CHALLENGE
Make an exact copy of the lines below.

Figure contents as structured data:
· · · ·

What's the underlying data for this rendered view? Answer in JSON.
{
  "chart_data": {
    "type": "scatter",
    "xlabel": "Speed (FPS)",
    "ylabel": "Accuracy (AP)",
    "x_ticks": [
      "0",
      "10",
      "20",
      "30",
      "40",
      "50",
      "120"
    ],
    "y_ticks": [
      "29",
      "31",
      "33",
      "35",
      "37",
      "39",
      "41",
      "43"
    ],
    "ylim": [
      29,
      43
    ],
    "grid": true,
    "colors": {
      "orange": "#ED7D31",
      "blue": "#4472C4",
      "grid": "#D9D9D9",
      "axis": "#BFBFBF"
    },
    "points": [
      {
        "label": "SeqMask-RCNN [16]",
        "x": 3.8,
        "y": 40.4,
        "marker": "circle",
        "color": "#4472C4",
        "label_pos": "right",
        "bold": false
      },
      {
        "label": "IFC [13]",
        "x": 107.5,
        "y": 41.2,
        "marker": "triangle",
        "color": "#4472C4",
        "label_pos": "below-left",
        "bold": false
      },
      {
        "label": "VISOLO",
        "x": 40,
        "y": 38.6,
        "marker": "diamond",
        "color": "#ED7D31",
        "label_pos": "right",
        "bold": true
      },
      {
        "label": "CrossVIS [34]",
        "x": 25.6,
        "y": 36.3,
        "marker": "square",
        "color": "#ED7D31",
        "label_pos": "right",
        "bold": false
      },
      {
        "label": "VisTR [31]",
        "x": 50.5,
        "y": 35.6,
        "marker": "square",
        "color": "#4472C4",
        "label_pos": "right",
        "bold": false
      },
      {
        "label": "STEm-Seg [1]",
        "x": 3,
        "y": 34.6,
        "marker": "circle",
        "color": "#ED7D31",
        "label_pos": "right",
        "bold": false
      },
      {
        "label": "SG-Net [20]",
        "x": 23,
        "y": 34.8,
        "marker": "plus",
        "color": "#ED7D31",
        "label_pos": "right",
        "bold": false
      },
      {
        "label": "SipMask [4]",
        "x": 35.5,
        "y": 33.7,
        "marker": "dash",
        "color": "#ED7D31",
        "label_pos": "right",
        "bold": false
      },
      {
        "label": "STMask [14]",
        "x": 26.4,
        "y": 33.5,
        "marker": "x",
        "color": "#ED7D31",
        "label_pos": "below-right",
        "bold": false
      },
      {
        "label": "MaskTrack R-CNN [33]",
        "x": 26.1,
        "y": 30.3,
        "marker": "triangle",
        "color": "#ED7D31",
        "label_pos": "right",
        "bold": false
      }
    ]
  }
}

· · · ·

ANSWER BELOW
What's the underlying data for this rendered view? Answer in JSON.
{
  "chart_data": {
    "type": "scatter",
    "xlabel": "Speed (FPS)",
    "ylabel": "Accuracy (AP)",
    "x_ticks": [
      "0",
      "10",
      "20",
      "30",
      "40",
      "50",
      "120"
    ],
    "y_ticks": [
      "29",
      "31",
      "33",
      "35",
      "37",
      "39",
      "41",
      "43"
    ],
    "ylim": [
      29,
      43
    ],
    "grid": true,
    "colors": {
      "orange": "#ED7D31",
      "blue": "#4472C4",
      "grid": "#D9D9D9",
      "axis": "#BFBFBF"
    },
    "points": [
      {
        "label": "SeqMask-RCNN [16]",
        "x": 3.8,
        "y": 40.4,
        "marker": "circle",
        "color": "#4472C4",
        "label_pos": "right",
        "bold": false
      },
      {
        "label": "IFC [13]",
        "x": 107.5,
        "y": 41.2,
        "marker": "triangle",
        "color": "#4472C4",
        "label_pos": "below-left",
        "bold": false
      },
      {
        "label": "VISOLO",
        "x": 40,
        "y": 38.6,
        "marker": "diamond",
        "color": "#ED7D31",
        "label_pos": "right",
        "bold": true
      },
      {
        "label": "CrossVIS [34]",
        "x": 25.6,
        "y": 36.3,
        "marker": "square",
        "color": "#ED7D31",
        "label_pos": "right",
        "bold": false
      },
      {
        "label": "VisTR [31]",
        "x": 50.5,
        "y": 35.6,
        "marker": "square",
        "color": "#4472C4",
        "label_pos": "right",
        "bold": false
      },
      {
        "label": "STEm-Seg [1]",
        "x": 3,
        "y": 34.6,
        "marker": "circle",
        "color": "#ED7D31",
        "label_pos": "right",
        "bold": false
      },
      {
        "label": "SG-Net [20]",
        "x": 23,
        "y": 34.8,
        "marker": "plus",
        "color": "#ED7D31",
        "label_pos": "right",
        "bold": false
      },
      {
        "label": "SipMask [4]",
        "x": 35.5,
        "y": 33.7,
        "marker": "dash",
        "color": "#ED7D31",
        "label_pos": "right",
        "bold": false
      },
      {
        "label": "STMask [14]",
        "x": 26.4,
        "y": 33.5,
        "marker": "x",
        "color": "#ED7D31",
        "label_pos": "below-right",
        "bold": false
      },
      {
        "label": "MaskTrack R-CNN [33]",
        "x": 26.1,
        "y": 30.3,
        "marker": "triangle",
        "color": "#ED7D31",
        "label_pos": "right",
        "bold": false
      }
    ]
  }
}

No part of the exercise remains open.